§ Directions:
Rewrite the records from the line containing "query-name-cell: Constituent search" up to and including the line containing "delete-now-icon: ↻ [656, 130, 671, 144]", changing "Supervisor" to "Manager" and leaving everything else unchanged.

§ Data to process:
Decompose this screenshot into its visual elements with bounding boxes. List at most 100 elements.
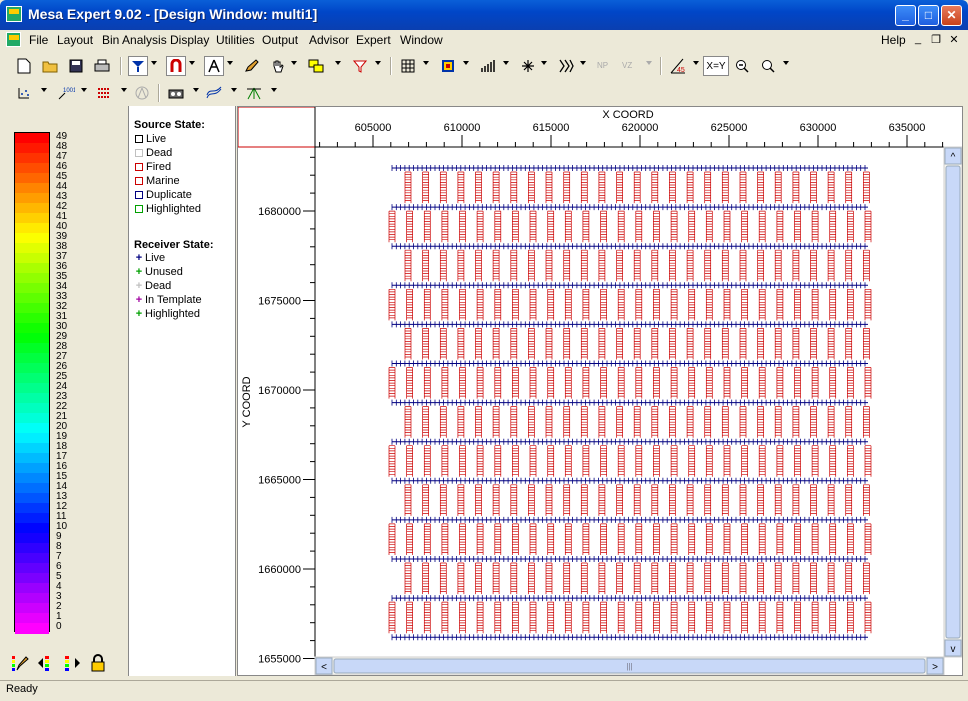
bin-icon[interactable] [438,56,458,76]
colorbar-segment [15,523,49,534]
ray-trace-dropdown[interactable] [271,88,277,92]
menu-output[interactable]: Output [262,33,298,47]
menu-help[interactable]: Help [881,33,906,47]
contour-icon[interactable] [204,83,224,103]
colorbar-segment [15,623,49,634]
plus-marker-icon: + [135,266,143,278]
histogram-dropdown[interactable] [503,61,509,65]
star-dropdown[interactable] [541,61,547,65]
rotate-dropdown[interactable] [693,61,699,65]
mdi-minimize-button[interactable]: _ [911,33,925,45]
new-file-icon[interactable] [14,56,34,76]
patch-dropdown[interactable] [121,88,127,92]
rotate-45-icon[interactable]: 45 [668,56,688,76]
source-tool-dropdown[interactable] [151,61,157,65]
menu-expert[interactable]: Expert [356,33,391,47]
plot-canvas[interactable]: 605000 610000 615000 620000 625000 630000 6350… [238,107,962,675]
lock-icon[interactable] [88,653,108,673]
source-line-group [404,328,870,360]
magnet-icon[interactable] [166,56,186,76]
pan-hand-icon[interactable] [268,56,288,76]
menu-utilities[interactable]: Utilities [216,33,255,47]
source-line-group [404,562,870,595]
contour-dropdown[interactable] [231,88,237,92]
save-icon[interactable] [66,56,86,76]
angle-icon[interactable] [132,83,152,103]
bin-dropdown[interactable] [463,61,469,65]
colorbar-segment [15,583,49,594]
colorbar-segment [15,393,49,404]
scatter-dropdown[interactable] [41,88,47,92]
vz-icon[interactable]: VZ [620,56,640,76]
patch-icon[interactable] [94,83,114,103]
palette-right-icon[interactable] [62,653,82,673]
template-dropdown[interactable] [335,61,341,65]
scatter-points-icon[interactable] [14,83,34,103]
scroll-up-arrow: ^ [951,152,956,163]
colorbar-segment [15,163,49,174]
zoom-dropdown[interactable] [783,61,789,65]
filter-dropdown[interactable] [375,61,381,65]
histogram-icon[interactable] [478,56,498,76]
menu-file[interactable]: File [29,33,48,47]
zoom-icon[interactable] [758,56,778,76]
receiver-tool-icon[interactable] [204,56,224,76]
print-icon[interactable] [92,56,112,76]
star-icon[interactable] [518,56,538,76]
camera-dropdown[interactable] [193,88,199,92]
mdi-restore-button[interactable]: ❐ [929,33,943,46]
legend-label: Highlighted [146,203,202,215]
legend-label: Live [146,133,167,145]
x-tick-label: 610000 [444,122,481,134]
palette-left-icon[interactable] [36,653,56,673]
colorbar-tools [10,653,120,673]
colorbar-segment [15,273,49,284]
colorbar-segment [15,343,49,354]
colorbar-segment [15,543,49,554]
receiver-tool-dropdown[interactable] [227,61,233,65]
magnet-dropdown[interactable] [189,61,195,65]
camera-icon[interactable] [166,83,186,103]
grid-dropdown[interactable] [423,61,429,65]
legend-row-marine: Marine [135,174,180,188]
window-title: Mesa Expert 9.02 - [Design Window: multi… [28,6,318,22]
scroll-down-arrow: v [951,644,956,655]
vz-dropdown[interactable] [646,61,652,65]
pan-dropdown[interactable] [291,61,297,65]
mdi-close-button[interactable]: ✕ [947,33,961,46]
numbering-icon[interactable]: 1001 [56,83,76,103]
menu-layout[interactable]: Layout [57,33,93,47]
edit-pencil-icon[interactable] [242,56,262,76]
open-folder-icon[interactable] [40,56,60,76]
numbering-dropdown[interactable] [81,88,87,92]
colorbar-segment [15,323,49,334]
template-icon[interactable] [306,56,326,76]
document-icon[interactable] [6,32,21,47]
wave-icon[interactable] [556,56,576,76]
menu-display[interactable]: Display [170,33,209,47]
source-tool-icon[interactable] [128,56,148,76]
toolbar-secondary: 1001 [0,80,968,106]
wave-dropdown[interactable] [580,61,586,65]
filter-icon[interactable] [350,56,370,76]
design-plot[interactable]: 605000 610000 615000 620000 625000 630000 6350… [237,106,963,676]
menu-bin-analysis[interactable]: Bin Analysis [102,33,167,47]
scroll-grip: ||| [626,662,632,671]
minimize-button[interactable]: _ [895,5,916,26]
menu-window[interactable]: Window [400,33,443,47]
ray-trace-icon[interactable] [244,83,264,103]
x-tick-label: 635000 [889,122,926,134]
maximize-button[interactable]: □ [918,5,939,26]
close-button[interactable]: ✕ [941,5,962,26]
app-icon[interactable] [6,6,22,22]
zoom-out-icon[interactable] [732,56,752,76]
np-icon[interactable]: NP [594,56,614,76]
plus-marker-icon: + [135,280,143,292]
colorbar-segment [15,193,49,204]
grid-icon[interactable] [398,56,418,76]
menu-advisor[interactable]: Advisor [309,33,349,47]
edit-palette-icon[interactable] [10,653,30,673]
status-text: Ready [6,683,38,695]
toolbar-separator [660,57,662,75]
equal-scale-button[interactable]: X=Y [703,56,729,76]
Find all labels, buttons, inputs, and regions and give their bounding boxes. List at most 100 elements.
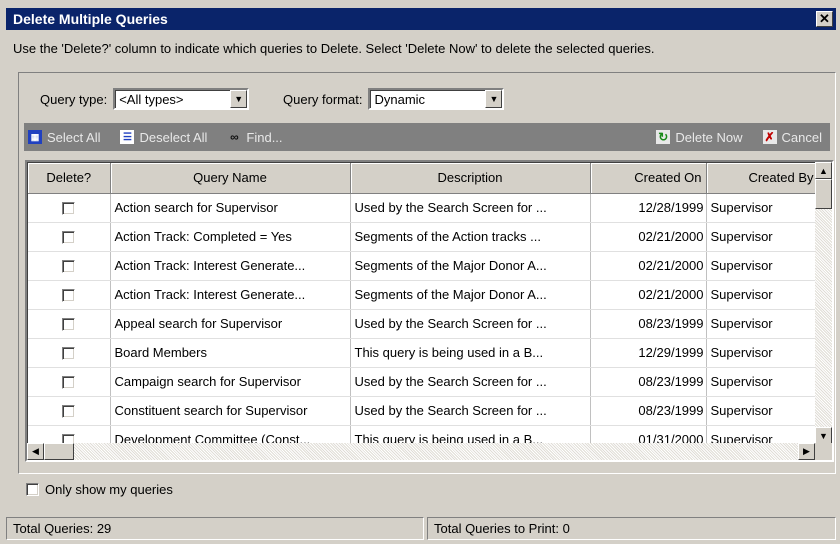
query-name-cell: Constituent search for Supervisor [110, 396, 351, 426]
deselect-all-label: Deselect All [139, 129, 208, 145]
deselect-all-button[interactable]: ☰ Deselect All [120, 130, 207, 145]
total-queries-status: Total Queries: 29 [6, 517, 424, 540]
created-on-cell: 12/28/1999 [590, 193, 707, 223]
query-name-cell: Board Members [110, 338, 351, 368]
query-type-filter: Query type: <All types> ▼ [40, 88, 250, 110]
column-header-created-by[interactable]: Created By [706, 163, 819, 194]
binoculars-icon: ∞ [230, 130, 239, 144]
delete-checkbox[interactable] [62, 289, 76, 303]
description-cell: Used by the Search Screen for ... [350, 396, 591, 426]
instructions-text: Use the 'Delete?' column to indicate whi… [13, 41, 655, 56]
status-bar: Total Queries: 29 Total Queries to Print… [6, 517, 836, 540]
created-by-cell: Supervisor [706, 193, 819, 223]
query-name-cell: Campaign search for Supervisor [110, 367, 351, 397]
query-format-filter: Query format: Dynamic ▼ [283, 88, 505, 110]
delete-now-icon: ↻ [656, 130, 671, 144]
created-by-cell: Supervisor [706, 338, 819, 368]
created-by-cell: Supervisor [706, 251, 819, 281]
scroll-right-button[interactable]: ▶ [798, 443, 815, 460]
query-name-cell: Action Track: Interest Generate... [110, 280, 351, 310]
created-on-cell: 08/23/1999 [590, 367, 707, 397]
query-name-cell: Action Track: Completed = Yes [110, 222, 351, 252]
column-header-query-name[interactable]: Query Name [110, 163, 351, 194]
table-row: Action Track: Interest Generate... Segme… [28, 280, 819, 310]
toolbar: ▦ Select All ☰ Deselect All ∞ Find... ↻ … [24, 123, 830, 151]
only-show-mine-label: Only show my queries [45, 482, 173, 497]
table-row: Campaign search for Supervisor Used by t… [28, 367, 819, 397]
table-row: Action search for Supervisor Used by the… [28, 193, 819, 223]
delete-checkbox[interactable] [62, 202, 76, 216]
table-row: Appeal search for Supervisor Used by the… [28, 309, 819, 339]
query-name-cell: Action Track: Interest Generate... [110, 251, 351, 281]
query-name-cell: Appeal search for Supervisor [110, 309, 351, 339]
cancel-icon: ✗ [762, 130, 777, 144]
table-row: Constituent search for Supervisor Used b… [28, 396, 819, 426]
header-row: Delete? Query Name Description Created O… [28, 163, 819, 194]
only-show-mine-checkbox[interactable] [26, 483, 39, 496]
query-type-label: Query type: [40, 91, 108, 107]
only-show-mine-option[interactable]: Only show my queries [26, 482, 173, 497]
find-label: Find... [246, 129, 283, 145]
select-all-button[interactable]: ▦ Select All [28, 130, 100, 145]
total-to-print-status: Total Queries to Print: 0 [427, 517, 836, 540]
cancel-button[interactable]: ✗ Cancel [762, 129, 822, 145]
scrollbar-corner [815, 443, 832, 460]
column-header-description[interactable]: Description [350, 163, 591, 194]
query-format-label: Query format: [283, 91, 363, 107]
description-cell: Segments of the Action tracks ... [350, 222, 591, 252]
delete-checkbox[interactable] [62, 376, 76, 390]
chevron-down-icon[interactable]: ▼ [230, 90, 248, 108]
delete-now-button[interactable]: ↻ Delete Now [656, 129, 743, 145]
table-row: Action Track: Interest Generate... Segme… [28, 251, 819, 281]
title-bar: Delete Multiple Queries ✕ [6, 8, 836, 30]
query-type-select[interactable]: <All types> ▼ [113, 88, 250, 110]
query-type-value: <All types> [119, 92, 184, 107]
column-header-delete[interactable]: Delete? [28, 163, 111, 194]
queries-grid: Delete? Query Name Description Created O… [25, 160, 834, 462]
horizontal-scroll-thumb[interactable] [44, 443, 74, 460]
created-on-cell: 02/21/2000 [590, 251, 707, 281]
queries-table: Delete? Query Name Description Created O… [28, 163, 819, 455]
created-on-cell: 02/21/2000 [590, 222, 707, 252]
select-all-icon: ▦ [28, 130, 42, 144]
delete-now-label: Delete Now [675, 129, 743, 145]
description-cell: Used by the Search Screen for ... [350, 309, 591, 339]
column-header-created-on[interactable]: Created On [590, 163, 707, 194]
delete-checkbox[interactable] [62, 260, 76, 274]
delete-checkbox[interactable] [62, 318, 76, 332]
query-name-cell: Action search for Supervisor [110, 193, 351, 223]
created-by-cell: Supervisor [706, 396, 819, 426]
created-on-cell: 08/23/1999 [590, 396, 707, 426]
delete-checkbox[interactable] [62, 231, 76, 245]
description-cell: Used by the Search Screen for ... [350, 367, 591, 397]
horizontal-scrollbar[interactable]: ◀ ▶ [27, 443, 815, 460]
created-by-cell: Supervisor [706, 367, 819, 397]
window-title: Delete Multiple Queries [13, 11, 168, 27]
query-format-value: Dynamic [374, 92, 426, 107]
close-button[interactable]: ✕ [816, 11, 833, 27]
chevron-down-icon[interactable]: ▼ [485, 90, 503, 108]
delete-checkbox[interactable] [62, 347, 76, 361]
delete-checkbox[interactable] [62, 405, 76, 419]
cancel-label: Cancel [781, 129, 822, 145]
query-format-select[interactable]: Dynamic ▼ [368, 88, 505, 110]
created-on-cell: 02/21/2000 [590, 280, 707, 310]
description-cell: This query is being used in a B... [350, 338, 591, 368]
description-cell: Segments of the Major Donor A... [350, 280, 591, 310]
vertical-scrollbar[interactable]: ▲ ▼ [815, 162, 832, 444]
select-all-label: Select All [47, 129, 101, 145]
created-on-cell: 08/23/1999 [590, 309, 707, 339]
created-by-cell: Supervisor [706, 309, 819, 339]
scroll-up-button[interactable]: ▲ [815, 162, 832, 179]
table-row: Board Members This query is being used i… [28, 338, 819, 368]
table-row: Action Track: Completed = Yes Segments o… [28, 222, 819, 252]
deselect-all-icon: ☰ [120, 130, 135, 144]
description-cell: Used by the Search Screen for ... [350, 193, 591, 223]
created-by-cell: Supervisor [706, 222, 819, 252]
scroll-left-button[interactable]: ◀ [27, 443, 44, 460]
created-on-cell: 12/29/1999 [590, 338, 707, 368]
vertical-scroll-thumb[interactable] [815, 179, 832, 209]
scroll-down-button[interactable]: ▼ [815, 427, 832, 444]
find-button[interactable]: ∞ Find... [227, 130, 282, 145]
description-cell: Segments of the Major Donor A... [350, 251, 591, 281]
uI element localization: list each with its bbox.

§ Answer to this exercise:
query-name-cell: Constituent search for Manager [110, 396, 351, 426]
deselect-all-label: Deselect All [139, 129, 208, 145]
deselect-all-button[interactable]: ☰ Deselect All [120, 130, 207, 145]
total-queries-status: Total Queries: 29 [6, 517, 424, 540]
created-on-cell: 12/28/1999 [590, 193, 707, 223]
query-name-cell: Board Members [110, 338, 351, 368]
query-type-filter: Query type: <All types> ▼ [40, 88, 250, 110]
column-header-created-by[interactable]: Created By [706, 163, 819, 194]
binoculars-icon: ∞ [230, 130, 239, 144]
delete-checkbox[interactable] [62, 289, 76, 303]
description-cell: Used by the Search Screen for ... [350, 396, 591, 426]
instructions-text: Use the 'Delete?' column to indicate whi… [13, 41, 655, 56]
status-bar: Total Queries: 29 Total Queries to Print… [6, 517, 836, 540]
created-by-cell: Manager [706, 193, 819, 223]
query-name-cell: Campaign search for Manager [110, 367, 351, 397]
query-format-filter: Query format: Dynamic ▼ [283, 88, 505, 110]
delete-now-icon: ↻ [656, 130, 671, 144]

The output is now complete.